## BEGIN Rows

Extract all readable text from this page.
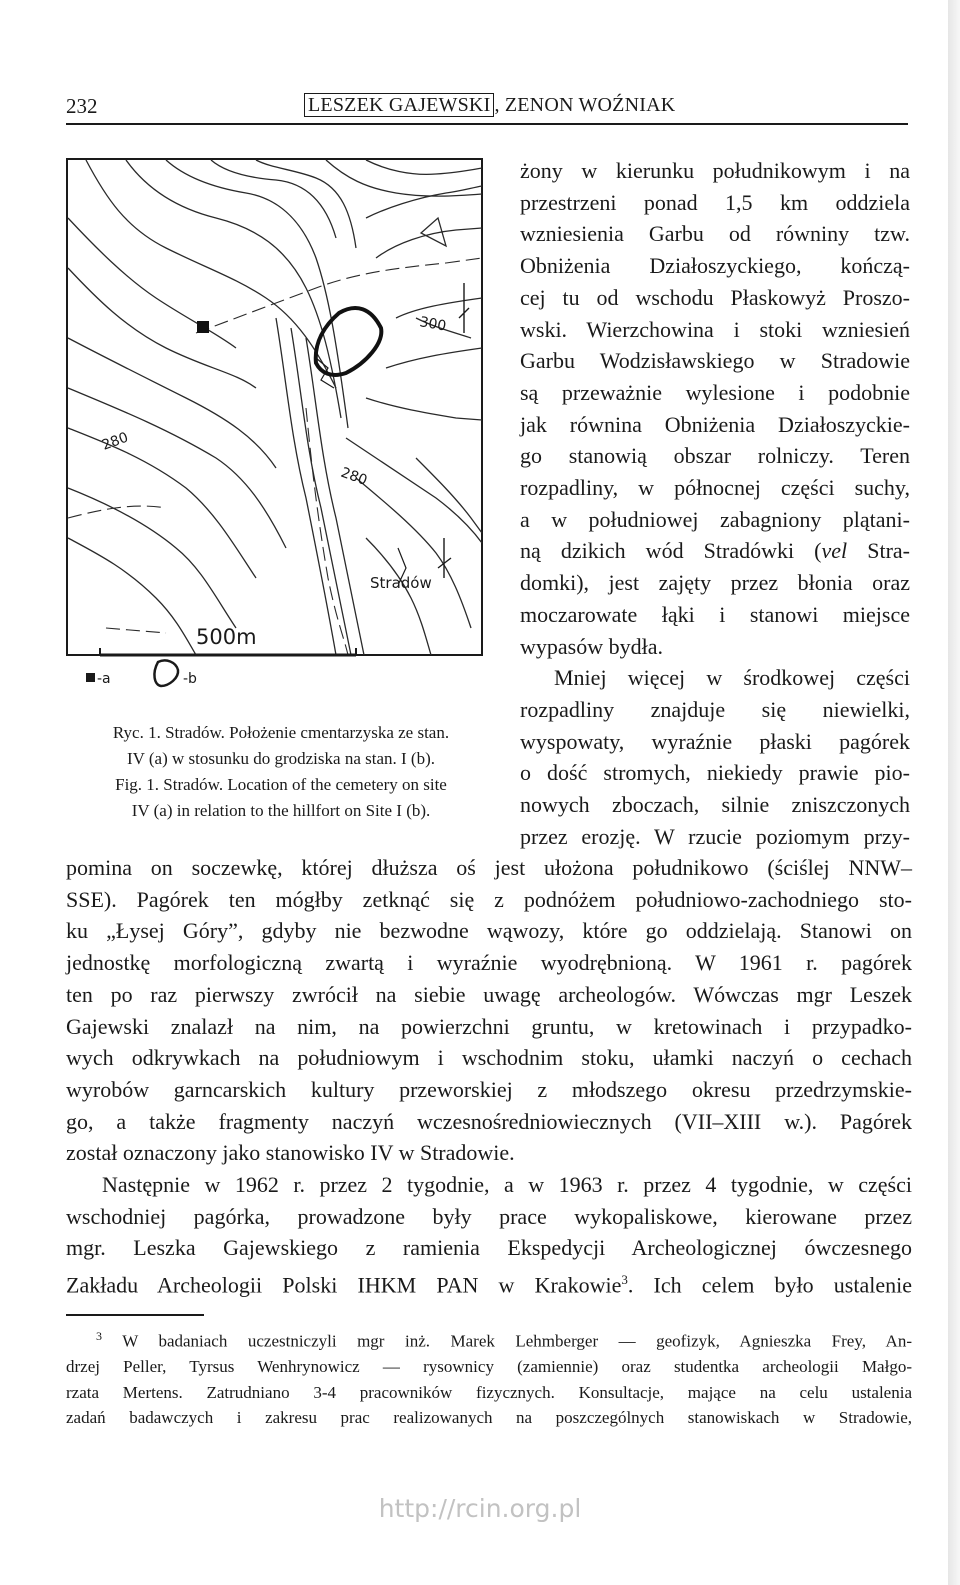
232	LESZEK GAJEWSKI , ZENON WOŹNIAK
300
280
280
Stradów
500m
-a	-b
Ryc. 1. Stradów. Położenie cmentarzyska ze stan.
IV (a) w stosunku do grodziska na stan. I (b).
Fig. 1. Stradów. Location of the cemetery on site
IV (a) in relation to the hillfort on Site I (b).
żony w kierunku południkowym i na
przestrzeni ponad 1,5 km oddziela
wzniesienia Garbu od równiny tzw.
Obniżenia Działoszyckiego, kończą-
cej tu od wschodu Płaskowyż Proszo-
wski. Wierzchowina i stoki wzniesień
Garbu Wodzisławskiego w Stradowie
są przeważnie wylesione i podobnie
jak równina Obniżenia Działoszyckie-
go stanowią obszar rolniczy. Teren
rozpadliny, w północnej części suchy,
a w południowej zabagniony plątani-
ną dzikich wód Stradówki (vel Stra-
domki), jest zajęty przez błonia oraz
moczarowate łąki i stanowi miejsce
wypasów bydła.
Mniej więcej w środkowej części
rozpadliny znajduje się niewielki,
wyspowaty, wyraźnie płaski pagórek
o dość stromych, niekiedy prawie pio-
nowych zboczach, silnie zniszczonych
przez erozję. W rzucie poziomym przy-
pomina on soczewkę, której dłuższa oś jest ułożona południkowo (ściślej NNW–
SSE). Pagórek ten mógłby zetknąć się z podnóżem południowo-zachodniego sto-
ku „Łysej Góry”, gdyby nie bezwodne wąwozy, które go oddzielają. Stanowi on
jednostkę morfologiczną zwartą i wyraźnie wyodrębnioną. W 1961 r. pagórek
ten po raz pierwszy zwrócił na siebie uwagę archeologów. Wówczas mgr Leszek
Gajewski znalazł na nim, na powierzchni gruntu, w kretowinach i przypadko-
wych odkrywkach na południowym i wschodnim stoku, ułamki naczyń o cechach
wyrobów garncarskich kultury przeworskiej z młodszego okresu przedrzymskie-
go, a także fragmenty naczyń wczesnośredniowiecznych (VII–XIII w.). Pagórek
został oznaczony jako stanowisko IV w Stradowie.
Następnie w 1962 r. przez 2 tygodnie, a w 1963 r. przez 4 tygodnie, w części
wschodniej pagórka, prowadzone były prace wykopaliskowe, kierowane przez
mgr. Leszka Gajewskiego z ramienia Ekspedycji Archeologicznej ówczesnego
Zakładu Archeologii Polski IHKM PAN w Krakowie$^3$. Ich celem było ustalenie
$^3$ W badaniach uczestniczyli mgr inż. Marek Lehmberger — geofizyk, Agnieszka Frey, An-
drzej Peller, Tyrsus Wenhrynowicz — rysownicy (zamiennie) oraz studentka archeologii Małgo-
rzata Mertens. Zatrudniano 3-4 pracowników fizycznych. Konsultacje, mające na celu ustalenia
zadań badawczych i zakresu prac realizowanych na poszczególnych stanowiskach w Stradowie,
http://rcin.org.pl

## END Rows

_Do this_
Using the material above, return every line exactly as it appears, minus the pictures.

_Task response_
Extract all readable text from this page.
232	LESZEK GAJEWSKI , ZENON WOŹNIAK
300
280
280
Stradów
500m
-a	-b
Ryc. 1. Stradów. Położenie cmentarzyska ze stan.
IV (a) w stosunku do grodziska na stan. I (b).
Fig. 1. Stradów. Location of the cemetery on site
IV (a) in relation to the hillfort on Site I (b).
żony w kierunku południkowym i na
przestrzeni ponad 1,5 km oddziela
wzniesienia Garbu od równiny tzw.
Obniżenia Działoszyckiego, kończą-
cej tu od wschodu Płaskowyż Proszo-
wski. Wierzchowina i stoki wzniesień
Garbu Wodzisławskiego w Stradowie
są przeważnie wylesione i podobnie
jak równina Obniżenia Działoszyckie-
go stanowią obszar rolniczy. Teren
rozpadliny, w północnej części suchy,
a w południowej zabagniony plątani-
ną dzikich wód Stradówki (vel Stra-
domki), jest zajęty przez błonia oraz
moczarowate łąki i stanowi miejsce
wypasów bydła.
Mniej więcej w środkowej części
rozpadliny znajduje się niewielki,
wyspowaty, wyraźnie płaski pagórek
o dość stromych, niekiedy prawie pio-
nowych zboczach, silnie zniszczonych
przez erozję. W rzucie poziomym przy-
pomina on soczewkę, której dłuższa oś jest ułożona południkowo (ściślej NNW–
SSE). Pagórek ten mógłby zetknąć się z podnóżem południowo-zachodniego sto-
ku „Łysej Góry”, gdyby nie bezwodne wąwozy, które go oddzielają. Stanowi on
jednostkę morfologiczną zwartą i wyraźnie wyodrębnioną. W 1961 r. pagórek
ten po raz pierwszy zwrócił na siebie uwagę archeologów. Wówczas mgr Leszek
Gajewski znalazł na nim, na powierzchni gruntu, w kretowinach i przypadko-
wych odkrywkach na południowym i wschodnim stoku, ułamki naczyń o cechach
wyrobów garncarskich kultury przeworskiej z młodszego okresu przedrzymskie-
go, a także fragmenty naczyń wczesnośredniowiecznych (VII–XIII w.). Pagórek
został oznaczony jako stanowisko IV w Stradowie.
Następnie w 1962 r. przez 2 tygodnie, a w 1963 r. przez 4 tygodnie, w części
wschodniej pagórka, prowadzone były prace wykopaliskowe, kierowane przez
mgr. Leszka Gajewskiego z ramienia Ekspedycji Archeologicznej ówczesnego
Zakładu Archeologii Polski IHKM PAN w Krakowie$^3$. Ich celem było ustalenie
$^3$ W badaniach uczestniczyli mgr inż. Marek Lehmberger — geofizyk, Agnieszka Frey, An-
drzej Peller, Tyrsus Wenhrynowicz — rysownicy (zamiennie) oraz studentka archeologii Małgo-
rzata Mertens. Zatrudniano 3-4 pracowników fizycznych. Konsultacje, mające na celu ustalenia
zadań badawczych i zakresu prac realizowanych na poszczególnych stanowiskach w Stradowie,
http://rcin.org.pl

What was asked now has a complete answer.